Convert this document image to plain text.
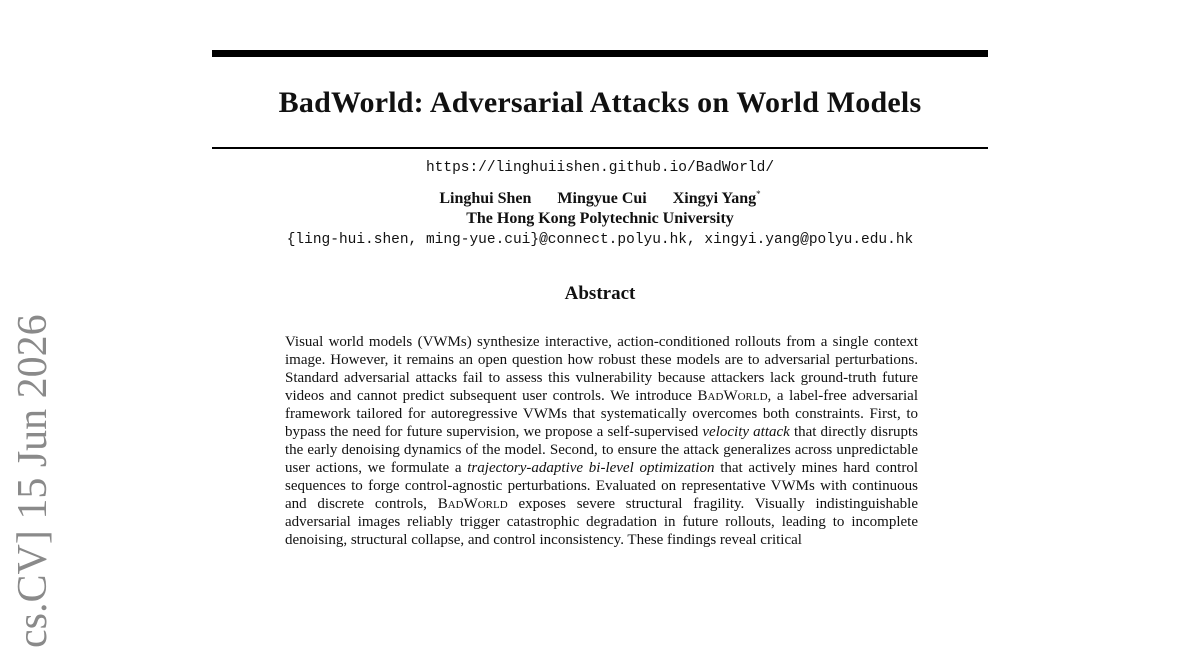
BadWorld: Adversarial Attacks on World Models
https://linghuiishen.github.io/BadWorld/
Linghui Shen Mingyue Cui Xingyi Yang*
The Hong Kong Polytechnic University
{ling-hui.shen, ming-yue.cui}@connect.polyu.hk, xingyi.yang@polyu.edu.hk
Abstract
Visual world models (VWMs) synthesize interactive, action-conditioned rollouts from a single context image. However, it remains an open question how robust these models are to adversarial perturbations. Standard adversarial attacks fail to assess this vulnerability because attackers lack ground-truth future videos and cannot predict subsequent user controls. We introduce BadWorld, a label-free adversarial framework tailored for autoregressive VWMs that systematically overcomes both constraints. First, to bypass the need for future supervision, we propose a self-supervised velocity attack that directly disrupts the early denoising dynamics of the model. Second, to ensure the attack generalizes across unpredictable user actions, we formulate a trajectory-adaptive bi-level optimization that actively mines hard control sequences to forge control-agnostic perturbations. Evaluated on representative VWMs with continuous and discrete controls, BadWorld exposes severe structural fragility. Visually indistinguishable adversarial images reliably trigger catastrophic degradation in future rollouts, leading to incomplete denoising, structural collapse, and control inconsistency. These findings reveal critical
cs.CV] 15 Jun 2026
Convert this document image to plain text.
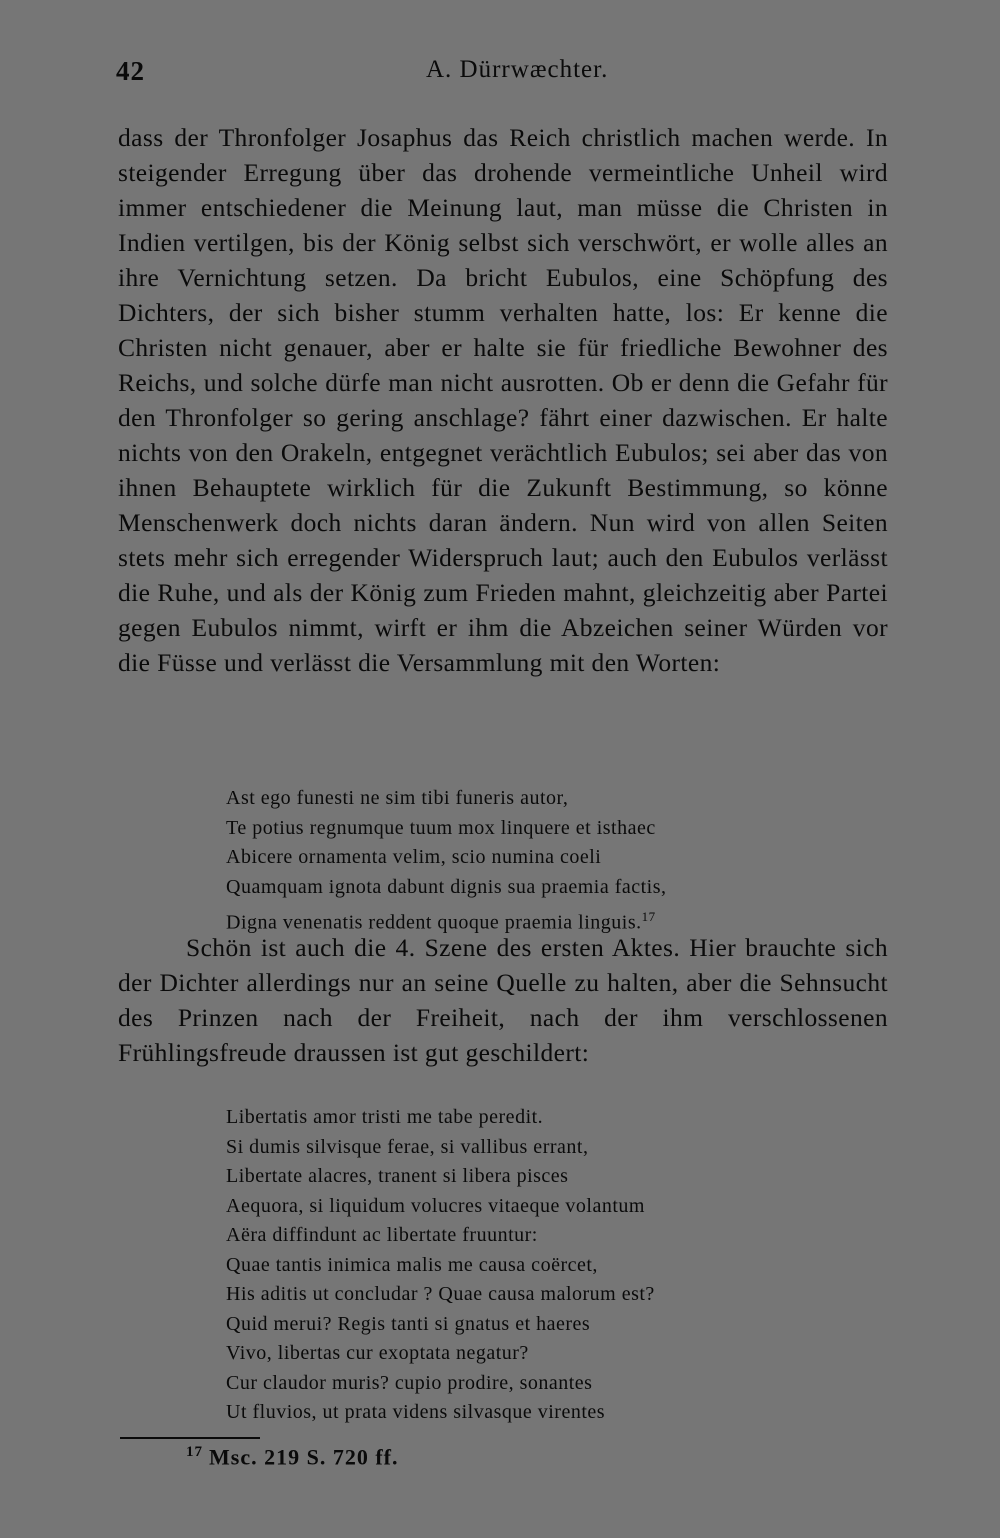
42	A. Dürrwæchter.

dass der Thronfolger Josaphus das Reich christlich machen werde. In steigender Erregung über das drohende vermeintliche Unheil wird immer entschiedener die Meinung laut, man müsse die Christen in Indien vertilgen, bis der König selbst sich verschwört, er wolle alles an ihre Vernichtung setzen. Da bricht Eubulos, eine Schöpfung des Dichters, der sich bisher stumm verhalten hatte, los: Er kenne die Christen nicht genauer, aber er halte sie für friedliche Bewohner des Reichs, und solche dürfe man nicht ausrotten. Ob er denn die Gefahr für den Thronfolger so gering anschlage? fährt einer dazwischen. Er halte nichts von den Orakeln, entgegnet verächtlich Eubulos; sei aber das von ihnen Behauptete wirklich für die Zukunft Bestimmung, so könne Menschenwerk doch nichts daran ändern. Nun wird von allen Seiten stets mehr sich erregender Widerspruch laut; auch den Eubulos verlässt die Ruhe, und als der König zum Frieden mahnt, gleichzeitig aber Partei gegen Eubulos nimmt, wirft er ihm die Abzeichen seiner Würden vor die Füsse und verlässt die Versammlung mit den Worten:

Ast ego funesti ne sim tibi funeris autor,
Te potius regnumque tuum mox linquere et isthaec
Abicere ornamenta velim, scio numina coeli
Quamquam ignota dabunt dignis sua praemia factis,
Digna venenatis reddent quoque praemia linguis.$^{17}$

Schön ist auch die 4. Szene des ersten Aktes. Hier brauchte sich der Dichter allerdings nur an seine Quelle zu halten, aber die Sehnsucht des Prinzen nach der Freiheit, nach der ihm verschlossenen Frühlingsfreude draussen ist gut geschildert:

Libertatis amor tristi me tabe peredit.
Si dumis silvisque ferae, si vallibus errant,
Libertate alacres, tranent si libera pisces
Aequora, si liquidum volucres vitaeque volantum
Aëra diffindunt ac libertate fruuntur:
Quae tantis inimica malis me causa coërcet,
His aditis ut concludar ? Quae causa malorum est?
Quid merui? Regis tanti si gnatus et haeres
Vivo, libertas cur exoptata negatur?
Cur claudor muris? cupio prodire, sonantes
Ut fluvios, ut prata videns silvasque virentes
$^{17}$ Msc. 219 S. 720 ff.
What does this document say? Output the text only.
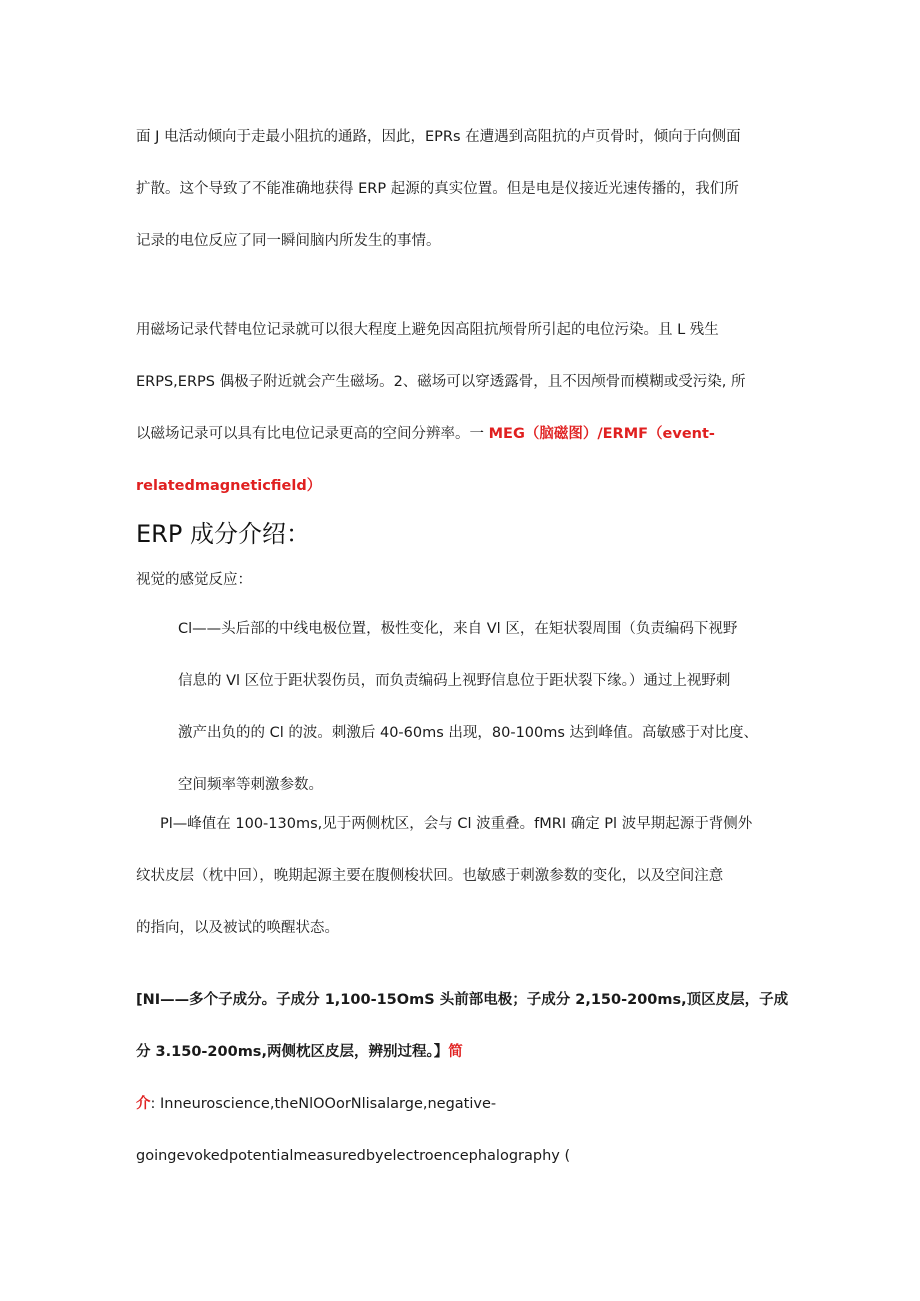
面 J 电活动倾向于走最小阻抗的通路，因此，EPRs 在遭遇到高阻抗的卢页骨时，倾向于向侧面
扩散。这个导致了不能准确地获得 ERP 起源的真实位置。但是电是仪接近光速传播的，我们所
记录的电位反应了同一瞬间脑内所发生的事情。
用磁场记录代替电位记录就可以很大程度上避免因高阻抗颅骨所引起的电位污染。且 L 残生
ERPS,ERPS 偶极子附近就会产生磁场。2、磁场可以穿透露骨，且不因颅骨而模糊或受污染, 所
以磁场记录可以具有比电位记录更高的空间分辨率。一 MEG（脑磁图）/ERMF（event-
relatedmagneticfield）
ERP 成分介绍：
视觉的感觉反应：
Cl——头后部的中线电极位置，极性变化，来自 Vl 区，在矩状裂周围（负责编码下视野
信息的 Vl 区位于距状裂伤员，而负责编码上视野信息位于距状裂下缘。）通过上视野刺
激产出负的的 Cl 的波。刺激后 40-60ms 出现，80-100ms 达到峰值。高敏感于对比度、
空间频率等刺激参数。
Pl—峰值在 100-130ms,见于两侧枕区，会与 Cl 波重叠。fMRI 确定 Pl 波早期起源于背侧外
纹状皮层（枕中回），晚期起源主要在腹侧梭状回。也敏感于刺激参数的变化，以及空间注意
的指向，以及被试的唤醒状态。
[NI——多个子成分。子成分 1,100-15OmS 头前部电极；子成分 2,150-200ms,顶区皮层，子成
分 3.150-200ms,两侧枕区皮层，辨别过程。】简
介: Inneuroscience,theNlOOorNlisalarge,negative-
goingevokedpotentialmeasuredbyelectroencephalography (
• • •
* [Exercise objective]: Return each line from the material above exactly, but not the pictures.

* [Result below]:
Convert this document image to plain text.
BadWorld: Adversarial Attacks on World Models
https://linghuiishen.github.io/BadWorld/
Linghui Shen Mingyue Cui Xingyi Yang*
The Hong Kong Polytechnic University
{ling-hui.shen, ming-yue.cui}@connect.polyu.hk, xingyi.yang@polyu.edu.hk
Abstract
Visual world models (VWMs) synthesize interactive, action-conditioned rollouts from a single context image. However, it remains an open question how robust these models are to adversarial perturbations. Standard adversarial attacks fail to assess this vulnerability because attackers lack ground-truth future videos and cannot predict subsequent user controls. We introduce BadWorld, a label-free adversarial framework tailored for autoregressive VWMs that systematically overcomes both constraints. First, to bypass the need for future supervision, we propose a self-supervised velocity attack that directly disrupts the early denoising dynamics of the model. Second, to ensure the attack generalizes across unpredictable user actions, we formulate a trajectory-adaptive bi-level optimization that actively mines hard control sequences to forge control-agnostic perturbations. Evaluated on representative VWMs with continuous and discrete controls, BadWorld exposes severe structural fragility. Visually indistinguishable adversarial images reliably trigger catastrophic degradation in future rollouts, leading to incomplete denoising, structural collapse, and control inconsistency. These findings reveal critical
cs.CV] 15 Jun 2026
Convert this document image to plain text.
42	A. Dürrwæchter.

dass der Thronfolger Josaphus das Reich christlich machen werde. In steigender Erregung über das drohende vermeintliche Unheil wird immer entschiedener die Meinung laut, man müsse die Christen in Indien vertilgen, bis der König selbst sich verschwört, er wolle alles an ihre Vernichtung setzen. Da bricht Eubulos, eine Schöpfung des Dichters, der sich bisher stumm verhalten hatte, los: Er kenne die Christen nicht genauer, aber er halte sie für friedliche Bewohner des Reichs, und solche dürfe man nicht ausrotten. Ob er denn die Gefahr für den Thronfolger so gering anschlage? fährt einer dazwischen. Er halte nichts von den Orakeln, entgegnet verächtlich Eubulos; sei aber das von ihnen Behauptete wirklich für die Zukunft Bestimmung, so könne Menschenwerk doch nichts daran ändern. Nun wird von allen Seiten stets mehr sich erregender Widerspruch laut; auch den Eubulos verlässt die Ruhe, und als der König zum Frieden mahnt, gleichzeitig aber Partei gegen Eubulos nimmt, wirft er ihm die Abzeichen seiner Würden vor die Füsse und verlässt die Versammlung mit den Worten:

Ast ego funesti ne sim tibi funeris autor,
Te potius regnumque tuum mox linquere et isthaec
Abicere ornamenta velim, scio numina coeli
Quamquam ignota dabunt dignis sua praemia factis,
Digna venenatis reddent quoque praemia linguis.$^{17}$

Schön ist auch die 4. Szene des ersten Aktes. Hier brauchte sich der Dichter allerdings nur an seine Quelle zu halten, aber die Sehnsucht des Prinzen nach der Freiheit, nach der ihm verschlossenen Frühlingsfreude draussen ist gut geschildert:

Libertatis amor tristi me tabe peredit.
Si dumis silvisque ferae, si vallibus errant,
Libertate alacres, tranent si libera pisces
Aequora, si liquidum volucres vitaeque volantum
Aëra diffindunt ac libertate fruuntur:
Quae tantis inimica malis me causa coërcet,
His aditis ut concludar ? Quae causa malorum est?
Quid merui? Regis tanti si gnatus et haeres
Vivo, libertas cur exoptata negatur?
Cur claudor muris? cupio prodire, sonantes
Ut fluvios, ut prata videns silvasque virentes
$^{17}$ Msc. 219 S. 720 ff.
What does this document say? Output the text only.
面 J 电活动倾向于走最小阻抗的通路，因此，EPRs 在遭遇到高阻抗的卢页骨时，倾向于向侧面
扩散。这个导致了不能准确地获得 ERP 起源的真实位置。但是电是仪接近光速传播的，我们所
记录的电位反应了同一瞬间脑内所发生的事情。
用磁场记录代替电位记录就可以很大程度上避免因高阻抗颅骨所引起的电位污染。且 L 残生
ERPS,ERPS 偶极子附近就会产生磁场。2、磁场可以穿透露骨，且不因颅骨而模糊或受污染, 所
以磁场记录可以具有比电位记录更高的空间分辨率。一 MEG（脑磁图）/ERMF（event-
relatedmagneticfield）
ERP 成分介绍：
视觉的感觉反应：
Cl——头后部的中线电极位置，极性变化，来自 Vl 区，在矩状裂周围（负责编码下视野
信息的 Vl 区位于距状裂伤员，而负责编码上视野信息位于距状裂下缘。）通过上视野刺
激产出负的的 Cl 的波。刺激后 40-60ms 出现，80-100ms 达到峰值。高敏感于对比度、
空间频率等刺激参数。
Pl—峰值在 100-130ms,见于两侧枕区，会与 Cl 波重叠。fMRI 确定 Pl 波早期起源于背侧外
纹状皮层（枕中回），晚期起源主要在腹侧梭状回。也敏感于刺激参数的变化，以及空间注意
的指向，以及被试的唤醒状态。
[NI——多个子成分。子成分 1,100-15OmS 头前部电极；子成分 2,150-200ms,顶区皮层，子成
分 3.150-200ms,两侧枕区皮层，辨别过程。】简
介: Inneuroscience,theNlOOorNlisalarge,negative-
goingevokedpotentialmeasuredbyelectroencephalography (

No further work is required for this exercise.